▸ STATED TASK 1:
According to the description of securities, what is the par value of each share of common stock?

EX-4.1 3 ex4-1.htm

 

Exhibit 4.1

 

DESCRIPTION OF SECURITIES

REGISTERED UNDER SECTION 12 OF THE SECURITIES EXCHANGE ACT OF 1934

 

Authorized Capital Stock

 

The total number of shares of stock Panacea Life Sciences Holdings, Inc. is authorized to issue shall be 700,000,000 shares. This stock shall be divided into two classes to be designated as “Common Stock” and “Preferred Stock.”

 

Common Stock

 

The total number of authorized shares of common stock shall be 650,000,000 shares with a par value of $0.0001 per share.

▸ INPUT:
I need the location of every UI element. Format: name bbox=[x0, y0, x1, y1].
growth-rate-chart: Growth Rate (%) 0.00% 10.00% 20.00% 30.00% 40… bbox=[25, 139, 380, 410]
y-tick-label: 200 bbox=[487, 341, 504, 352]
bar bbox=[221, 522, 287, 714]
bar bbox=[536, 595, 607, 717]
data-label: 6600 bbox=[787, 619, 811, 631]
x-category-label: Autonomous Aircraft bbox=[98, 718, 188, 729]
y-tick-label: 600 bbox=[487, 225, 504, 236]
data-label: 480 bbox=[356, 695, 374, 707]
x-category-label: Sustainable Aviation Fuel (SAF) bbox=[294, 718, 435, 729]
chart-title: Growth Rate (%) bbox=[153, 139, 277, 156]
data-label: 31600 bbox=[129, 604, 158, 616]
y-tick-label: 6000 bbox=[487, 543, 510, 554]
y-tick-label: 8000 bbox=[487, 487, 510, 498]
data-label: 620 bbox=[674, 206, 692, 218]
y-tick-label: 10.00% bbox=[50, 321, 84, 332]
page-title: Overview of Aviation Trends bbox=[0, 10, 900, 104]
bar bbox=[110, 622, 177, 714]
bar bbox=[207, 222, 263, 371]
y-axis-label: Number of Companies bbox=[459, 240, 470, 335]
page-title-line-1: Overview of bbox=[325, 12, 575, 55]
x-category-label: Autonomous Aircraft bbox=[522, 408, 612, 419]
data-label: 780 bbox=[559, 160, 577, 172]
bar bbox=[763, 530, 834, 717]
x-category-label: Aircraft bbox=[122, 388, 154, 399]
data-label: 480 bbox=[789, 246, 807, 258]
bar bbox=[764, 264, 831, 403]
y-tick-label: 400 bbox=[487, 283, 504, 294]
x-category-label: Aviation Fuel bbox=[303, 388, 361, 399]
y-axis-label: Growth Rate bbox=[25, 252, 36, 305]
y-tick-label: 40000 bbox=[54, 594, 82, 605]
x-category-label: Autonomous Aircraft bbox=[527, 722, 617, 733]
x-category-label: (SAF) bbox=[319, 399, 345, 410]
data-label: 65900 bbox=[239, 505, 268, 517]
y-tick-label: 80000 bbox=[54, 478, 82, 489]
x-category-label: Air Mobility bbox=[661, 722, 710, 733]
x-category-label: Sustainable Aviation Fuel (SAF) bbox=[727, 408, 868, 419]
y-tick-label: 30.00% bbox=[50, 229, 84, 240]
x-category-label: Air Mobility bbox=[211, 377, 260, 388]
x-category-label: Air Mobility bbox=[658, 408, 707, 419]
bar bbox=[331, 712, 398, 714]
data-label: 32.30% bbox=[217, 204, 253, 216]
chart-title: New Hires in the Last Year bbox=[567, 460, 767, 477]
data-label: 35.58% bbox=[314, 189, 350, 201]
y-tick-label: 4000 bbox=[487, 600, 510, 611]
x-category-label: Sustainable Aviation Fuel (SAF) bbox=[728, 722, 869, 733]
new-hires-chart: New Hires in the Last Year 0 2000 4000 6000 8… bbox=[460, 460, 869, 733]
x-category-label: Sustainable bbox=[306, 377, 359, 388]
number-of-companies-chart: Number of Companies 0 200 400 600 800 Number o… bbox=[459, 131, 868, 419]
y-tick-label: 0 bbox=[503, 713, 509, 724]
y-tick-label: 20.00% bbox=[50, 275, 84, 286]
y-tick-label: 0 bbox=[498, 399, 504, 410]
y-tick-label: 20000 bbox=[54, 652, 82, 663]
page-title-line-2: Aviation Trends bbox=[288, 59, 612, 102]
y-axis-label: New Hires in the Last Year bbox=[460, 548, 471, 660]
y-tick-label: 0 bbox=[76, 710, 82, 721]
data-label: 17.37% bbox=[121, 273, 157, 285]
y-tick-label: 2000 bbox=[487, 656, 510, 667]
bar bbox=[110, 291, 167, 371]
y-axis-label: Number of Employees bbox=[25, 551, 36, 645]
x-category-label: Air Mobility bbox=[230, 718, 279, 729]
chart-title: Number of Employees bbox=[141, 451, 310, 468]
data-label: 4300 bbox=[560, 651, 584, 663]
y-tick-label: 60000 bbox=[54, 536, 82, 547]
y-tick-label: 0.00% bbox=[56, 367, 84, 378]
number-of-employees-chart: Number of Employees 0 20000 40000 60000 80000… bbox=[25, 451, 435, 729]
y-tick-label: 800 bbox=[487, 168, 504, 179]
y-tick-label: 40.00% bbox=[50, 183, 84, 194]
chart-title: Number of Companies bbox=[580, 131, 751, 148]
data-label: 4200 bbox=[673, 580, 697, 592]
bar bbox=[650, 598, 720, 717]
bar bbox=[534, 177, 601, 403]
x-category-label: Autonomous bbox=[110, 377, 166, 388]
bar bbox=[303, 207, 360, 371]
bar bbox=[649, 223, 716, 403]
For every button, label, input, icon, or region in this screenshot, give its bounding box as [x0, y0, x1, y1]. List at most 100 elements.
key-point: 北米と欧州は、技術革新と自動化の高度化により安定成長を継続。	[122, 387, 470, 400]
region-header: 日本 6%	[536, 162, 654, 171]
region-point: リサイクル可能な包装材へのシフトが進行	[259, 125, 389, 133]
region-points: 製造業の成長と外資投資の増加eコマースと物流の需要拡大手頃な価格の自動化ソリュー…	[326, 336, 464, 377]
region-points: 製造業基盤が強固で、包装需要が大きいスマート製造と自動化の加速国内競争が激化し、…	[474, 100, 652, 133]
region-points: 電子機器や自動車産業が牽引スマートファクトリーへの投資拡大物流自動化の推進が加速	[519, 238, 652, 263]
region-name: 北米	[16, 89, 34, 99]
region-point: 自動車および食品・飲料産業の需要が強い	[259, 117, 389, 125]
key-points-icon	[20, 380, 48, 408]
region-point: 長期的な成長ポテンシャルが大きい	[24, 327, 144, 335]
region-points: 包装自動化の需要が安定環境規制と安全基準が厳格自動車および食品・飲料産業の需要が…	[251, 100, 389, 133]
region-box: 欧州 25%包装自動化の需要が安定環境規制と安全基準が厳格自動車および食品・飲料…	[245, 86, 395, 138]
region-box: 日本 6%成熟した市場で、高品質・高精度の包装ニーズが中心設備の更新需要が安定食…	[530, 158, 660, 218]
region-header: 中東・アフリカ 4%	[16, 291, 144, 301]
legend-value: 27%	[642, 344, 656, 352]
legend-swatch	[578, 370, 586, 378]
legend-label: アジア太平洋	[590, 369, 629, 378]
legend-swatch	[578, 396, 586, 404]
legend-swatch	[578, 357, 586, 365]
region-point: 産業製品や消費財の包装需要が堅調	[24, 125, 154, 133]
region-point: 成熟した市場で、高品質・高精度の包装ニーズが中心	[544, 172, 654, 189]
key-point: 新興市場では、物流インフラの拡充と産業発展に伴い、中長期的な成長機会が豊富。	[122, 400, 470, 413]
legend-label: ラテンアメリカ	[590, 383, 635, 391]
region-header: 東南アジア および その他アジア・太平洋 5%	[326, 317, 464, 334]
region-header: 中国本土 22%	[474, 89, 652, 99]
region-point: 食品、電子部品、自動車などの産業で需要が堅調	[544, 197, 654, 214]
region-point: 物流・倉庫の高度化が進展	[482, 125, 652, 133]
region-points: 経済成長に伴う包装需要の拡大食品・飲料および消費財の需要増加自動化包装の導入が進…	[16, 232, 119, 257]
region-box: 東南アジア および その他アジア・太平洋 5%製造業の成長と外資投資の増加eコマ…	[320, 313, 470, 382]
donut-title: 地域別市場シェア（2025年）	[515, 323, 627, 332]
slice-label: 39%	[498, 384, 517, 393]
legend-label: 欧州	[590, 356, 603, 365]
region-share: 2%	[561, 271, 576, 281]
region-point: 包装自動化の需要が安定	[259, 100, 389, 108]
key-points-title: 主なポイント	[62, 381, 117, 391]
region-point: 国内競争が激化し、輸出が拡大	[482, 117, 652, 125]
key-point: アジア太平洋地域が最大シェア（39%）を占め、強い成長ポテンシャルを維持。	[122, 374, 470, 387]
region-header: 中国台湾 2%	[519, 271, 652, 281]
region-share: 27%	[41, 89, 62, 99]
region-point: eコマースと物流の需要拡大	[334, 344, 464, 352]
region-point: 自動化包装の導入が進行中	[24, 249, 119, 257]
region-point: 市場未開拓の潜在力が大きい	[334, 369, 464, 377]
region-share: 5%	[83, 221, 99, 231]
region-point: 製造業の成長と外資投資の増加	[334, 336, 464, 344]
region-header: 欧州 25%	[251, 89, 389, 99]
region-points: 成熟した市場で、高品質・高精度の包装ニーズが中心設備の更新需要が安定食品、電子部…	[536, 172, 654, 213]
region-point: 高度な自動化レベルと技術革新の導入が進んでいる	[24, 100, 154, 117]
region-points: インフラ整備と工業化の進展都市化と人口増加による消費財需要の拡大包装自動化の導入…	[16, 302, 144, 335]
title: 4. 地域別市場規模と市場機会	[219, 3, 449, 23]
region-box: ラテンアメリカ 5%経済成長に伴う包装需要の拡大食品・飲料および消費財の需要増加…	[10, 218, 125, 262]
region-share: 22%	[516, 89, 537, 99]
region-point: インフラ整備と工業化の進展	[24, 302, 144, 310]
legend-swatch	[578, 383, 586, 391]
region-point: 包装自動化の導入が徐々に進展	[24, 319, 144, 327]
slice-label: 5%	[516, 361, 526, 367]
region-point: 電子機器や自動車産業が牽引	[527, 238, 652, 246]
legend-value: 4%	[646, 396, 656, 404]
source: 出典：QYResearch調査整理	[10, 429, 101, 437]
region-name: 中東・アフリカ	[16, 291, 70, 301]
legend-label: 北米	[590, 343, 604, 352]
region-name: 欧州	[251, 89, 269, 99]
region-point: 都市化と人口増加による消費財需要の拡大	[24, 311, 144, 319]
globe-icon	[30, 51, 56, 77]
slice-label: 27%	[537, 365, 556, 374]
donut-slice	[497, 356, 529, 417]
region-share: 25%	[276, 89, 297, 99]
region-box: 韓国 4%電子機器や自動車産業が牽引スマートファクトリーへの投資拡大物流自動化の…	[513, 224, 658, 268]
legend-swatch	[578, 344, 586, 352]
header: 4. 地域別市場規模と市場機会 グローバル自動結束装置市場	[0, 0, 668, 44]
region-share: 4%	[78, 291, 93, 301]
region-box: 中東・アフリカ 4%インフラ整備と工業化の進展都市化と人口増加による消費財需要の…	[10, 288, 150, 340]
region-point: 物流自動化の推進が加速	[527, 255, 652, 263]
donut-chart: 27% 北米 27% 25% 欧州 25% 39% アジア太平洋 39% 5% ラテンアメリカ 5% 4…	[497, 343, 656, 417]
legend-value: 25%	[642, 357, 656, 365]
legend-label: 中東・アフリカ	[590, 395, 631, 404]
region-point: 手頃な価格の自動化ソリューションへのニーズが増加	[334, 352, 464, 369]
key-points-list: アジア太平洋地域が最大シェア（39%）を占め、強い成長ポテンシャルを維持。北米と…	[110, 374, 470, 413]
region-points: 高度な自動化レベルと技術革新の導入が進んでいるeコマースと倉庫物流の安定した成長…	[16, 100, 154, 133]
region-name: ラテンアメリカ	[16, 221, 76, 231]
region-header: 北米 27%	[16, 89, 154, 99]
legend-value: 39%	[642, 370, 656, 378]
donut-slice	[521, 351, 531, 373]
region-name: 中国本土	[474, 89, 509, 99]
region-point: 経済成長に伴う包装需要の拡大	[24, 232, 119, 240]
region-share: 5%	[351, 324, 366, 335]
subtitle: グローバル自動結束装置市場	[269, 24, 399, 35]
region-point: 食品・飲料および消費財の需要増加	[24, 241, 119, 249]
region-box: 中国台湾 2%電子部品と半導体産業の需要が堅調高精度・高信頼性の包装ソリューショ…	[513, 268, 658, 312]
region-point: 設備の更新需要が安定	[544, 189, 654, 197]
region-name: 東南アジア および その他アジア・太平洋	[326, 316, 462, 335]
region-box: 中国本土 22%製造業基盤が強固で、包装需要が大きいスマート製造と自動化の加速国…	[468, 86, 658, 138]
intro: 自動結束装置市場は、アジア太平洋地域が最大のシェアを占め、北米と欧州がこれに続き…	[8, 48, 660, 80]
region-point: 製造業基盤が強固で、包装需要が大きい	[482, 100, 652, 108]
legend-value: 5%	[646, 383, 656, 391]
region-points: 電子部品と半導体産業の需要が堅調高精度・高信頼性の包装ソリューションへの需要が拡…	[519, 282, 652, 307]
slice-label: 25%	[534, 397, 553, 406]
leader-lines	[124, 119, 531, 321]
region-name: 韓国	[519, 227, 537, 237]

▸ STATED TASK 2:
Rewrite the records from their first line through the line containing "y-tick-label: 10.00% bbox=[50, 321, 84, 332]", inclusive, replacing "data-label" with "value-label" and leaving everything else unchanged.

▸ RESPONSE 1:
$0.0001 per share

▸ RESPONSE 2:
I need the location of every UI element. Format: name bbox=[x0, y0, x1, y1].
growth-rate-chart: Growth Rate (%) 0.00% 10.00% 20.00% 30.00% 40… bbox=[25, 139, 380, 410]
y-tick-label: 200 bbox=[487, 341, 504, 352]
bar bbox=[221, 522, 287, 714]
bar bbox=[536, 595, 607, 717]
value-label: 6600 bbox=[787, 619, 811, 631]
x-category-label: Autonomous Aircraft bbox=[98, 718, 188, 729]
y-tick-label: 600 bbox=[487, 225, 504, 236]
value-label: 480 bbox=[356, 695, 374, 707]
x-category-label: Sustainable Aviation Fuel (SAF) bbox=[294, 718, 435, 729]
chart-title: Growth Rate (%) bbox=[153, 139, 277, 156]
value-label: 31600 bbox=[129, 604, 158, 616]
y-tick-label: 6000 bbox=[487, 543, 510, 554]
y-tick-label: 8000 bbox=[487, 487, 510, 498]
value-label: 620 bbox=[674, 206, 692, 218]
y-tick-label: 10.00% bbox=[50, 321, 84, 332]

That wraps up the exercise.